> **What needs to be done**
Please copy every line of the records below that holds the word "AZUL".

> **Available records**
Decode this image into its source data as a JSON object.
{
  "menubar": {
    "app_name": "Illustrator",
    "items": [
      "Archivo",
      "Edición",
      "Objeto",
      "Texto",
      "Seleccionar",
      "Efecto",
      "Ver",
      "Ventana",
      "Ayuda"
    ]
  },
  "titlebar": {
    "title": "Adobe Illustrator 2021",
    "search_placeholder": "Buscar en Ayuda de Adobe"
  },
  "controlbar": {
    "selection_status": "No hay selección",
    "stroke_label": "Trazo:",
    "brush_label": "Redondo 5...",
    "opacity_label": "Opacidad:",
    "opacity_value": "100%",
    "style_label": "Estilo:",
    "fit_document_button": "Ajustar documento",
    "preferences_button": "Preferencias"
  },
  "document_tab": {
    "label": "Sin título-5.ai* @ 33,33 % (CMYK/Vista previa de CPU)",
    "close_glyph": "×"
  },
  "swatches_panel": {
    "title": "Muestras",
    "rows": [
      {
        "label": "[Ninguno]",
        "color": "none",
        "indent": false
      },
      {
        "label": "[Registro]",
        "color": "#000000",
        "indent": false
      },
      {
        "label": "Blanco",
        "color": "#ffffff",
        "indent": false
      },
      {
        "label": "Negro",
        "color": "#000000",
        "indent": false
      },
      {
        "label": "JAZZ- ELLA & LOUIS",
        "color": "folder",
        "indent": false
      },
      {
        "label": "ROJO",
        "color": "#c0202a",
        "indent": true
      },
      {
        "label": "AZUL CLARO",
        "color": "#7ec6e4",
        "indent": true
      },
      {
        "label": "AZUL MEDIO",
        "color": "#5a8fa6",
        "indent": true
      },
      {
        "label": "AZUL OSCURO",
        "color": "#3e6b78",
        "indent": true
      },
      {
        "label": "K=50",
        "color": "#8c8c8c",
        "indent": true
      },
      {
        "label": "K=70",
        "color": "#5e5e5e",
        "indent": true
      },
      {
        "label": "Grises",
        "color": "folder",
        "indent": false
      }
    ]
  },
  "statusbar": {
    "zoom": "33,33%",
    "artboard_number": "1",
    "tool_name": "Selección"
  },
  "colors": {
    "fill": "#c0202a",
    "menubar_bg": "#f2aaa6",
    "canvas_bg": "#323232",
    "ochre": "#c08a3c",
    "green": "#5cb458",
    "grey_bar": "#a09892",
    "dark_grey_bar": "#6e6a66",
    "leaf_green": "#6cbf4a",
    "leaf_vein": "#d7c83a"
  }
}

> **Answer to this problem**
        "label": "AZUL CLARO",
        "label": "AZUL MEDIO",
        "label": "AZUL OSCURO",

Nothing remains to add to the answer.